Dataset excerpts:
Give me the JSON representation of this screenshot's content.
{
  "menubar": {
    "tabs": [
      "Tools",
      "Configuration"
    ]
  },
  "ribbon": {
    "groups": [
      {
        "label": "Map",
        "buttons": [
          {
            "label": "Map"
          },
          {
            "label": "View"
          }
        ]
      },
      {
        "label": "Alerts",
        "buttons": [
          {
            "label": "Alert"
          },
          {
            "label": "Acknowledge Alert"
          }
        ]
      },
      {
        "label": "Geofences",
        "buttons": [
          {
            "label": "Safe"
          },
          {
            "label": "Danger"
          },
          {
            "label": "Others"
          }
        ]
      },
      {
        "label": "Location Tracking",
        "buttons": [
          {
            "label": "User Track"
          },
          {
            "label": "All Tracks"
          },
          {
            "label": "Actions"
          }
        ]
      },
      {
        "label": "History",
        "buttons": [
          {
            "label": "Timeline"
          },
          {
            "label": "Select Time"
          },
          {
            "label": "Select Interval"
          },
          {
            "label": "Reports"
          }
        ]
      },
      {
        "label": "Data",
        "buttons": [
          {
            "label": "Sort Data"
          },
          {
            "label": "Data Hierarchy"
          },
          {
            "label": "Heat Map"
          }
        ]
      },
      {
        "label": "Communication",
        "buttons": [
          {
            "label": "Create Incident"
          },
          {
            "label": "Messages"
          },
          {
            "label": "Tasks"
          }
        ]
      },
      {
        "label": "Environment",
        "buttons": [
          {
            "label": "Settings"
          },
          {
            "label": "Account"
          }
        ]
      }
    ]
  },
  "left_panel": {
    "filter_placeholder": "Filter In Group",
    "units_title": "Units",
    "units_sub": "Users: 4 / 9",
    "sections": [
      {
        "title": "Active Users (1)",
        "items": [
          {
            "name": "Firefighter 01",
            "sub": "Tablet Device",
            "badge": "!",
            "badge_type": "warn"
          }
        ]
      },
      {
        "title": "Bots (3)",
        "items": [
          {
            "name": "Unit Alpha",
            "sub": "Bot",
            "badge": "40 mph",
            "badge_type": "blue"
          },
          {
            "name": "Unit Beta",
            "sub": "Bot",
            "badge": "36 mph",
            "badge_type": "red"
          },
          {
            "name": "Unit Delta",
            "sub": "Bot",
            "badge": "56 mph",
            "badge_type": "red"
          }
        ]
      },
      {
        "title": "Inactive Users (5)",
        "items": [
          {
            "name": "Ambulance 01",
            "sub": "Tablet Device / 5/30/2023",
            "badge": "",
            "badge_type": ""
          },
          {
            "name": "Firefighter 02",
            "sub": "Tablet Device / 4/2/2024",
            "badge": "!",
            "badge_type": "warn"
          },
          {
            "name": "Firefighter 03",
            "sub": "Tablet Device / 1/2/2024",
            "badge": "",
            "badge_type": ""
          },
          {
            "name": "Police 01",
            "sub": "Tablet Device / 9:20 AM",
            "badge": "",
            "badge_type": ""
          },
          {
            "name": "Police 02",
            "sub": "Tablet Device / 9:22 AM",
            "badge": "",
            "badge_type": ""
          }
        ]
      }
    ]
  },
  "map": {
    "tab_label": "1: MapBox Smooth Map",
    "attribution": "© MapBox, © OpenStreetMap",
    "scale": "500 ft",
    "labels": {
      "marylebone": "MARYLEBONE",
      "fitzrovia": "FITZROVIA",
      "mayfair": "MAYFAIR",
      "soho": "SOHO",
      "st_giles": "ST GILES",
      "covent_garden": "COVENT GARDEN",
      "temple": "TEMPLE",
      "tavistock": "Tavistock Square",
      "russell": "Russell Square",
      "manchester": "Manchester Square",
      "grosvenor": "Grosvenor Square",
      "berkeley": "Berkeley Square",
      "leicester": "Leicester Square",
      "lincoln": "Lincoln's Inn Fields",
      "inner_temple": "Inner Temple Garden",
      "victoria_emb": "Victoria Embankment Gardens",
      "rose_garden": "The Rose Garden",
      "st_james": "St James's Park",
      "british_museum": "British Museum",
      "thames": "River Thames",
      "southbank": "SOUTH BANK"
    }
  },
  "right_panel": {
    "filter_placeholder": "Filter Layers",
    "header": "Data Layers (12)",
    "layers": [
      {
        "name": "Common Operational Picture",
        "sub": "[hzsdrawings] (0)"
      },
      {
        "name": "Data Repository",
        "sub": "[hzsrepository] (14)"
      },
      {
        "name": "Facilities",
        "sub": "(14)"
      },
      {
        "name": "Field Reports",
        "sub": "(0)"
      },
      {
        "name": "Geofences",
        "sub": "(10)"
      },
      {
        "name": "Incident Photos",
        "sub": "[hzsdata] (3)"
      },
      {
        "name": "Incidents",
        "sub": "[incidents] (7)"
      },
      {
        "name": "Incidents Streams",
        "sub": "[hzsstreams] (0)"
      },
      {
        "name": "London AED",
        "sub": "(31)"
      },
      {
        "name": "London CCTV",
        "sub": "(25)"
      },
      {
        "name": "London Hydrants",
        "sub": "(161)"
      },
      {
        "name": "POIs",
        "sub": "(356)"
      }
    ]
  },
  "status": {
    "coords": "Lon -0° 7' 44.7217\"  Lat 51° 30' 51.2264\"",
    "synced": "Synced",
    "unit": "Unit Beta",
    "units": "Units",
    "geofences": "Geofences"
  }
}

What this task involves: From the data above, show each line that contains "Firefighter".

Result:
            "name": "Firefighter 01",
            "name": "Firefighter 02",
            "name": "Firefighter 03",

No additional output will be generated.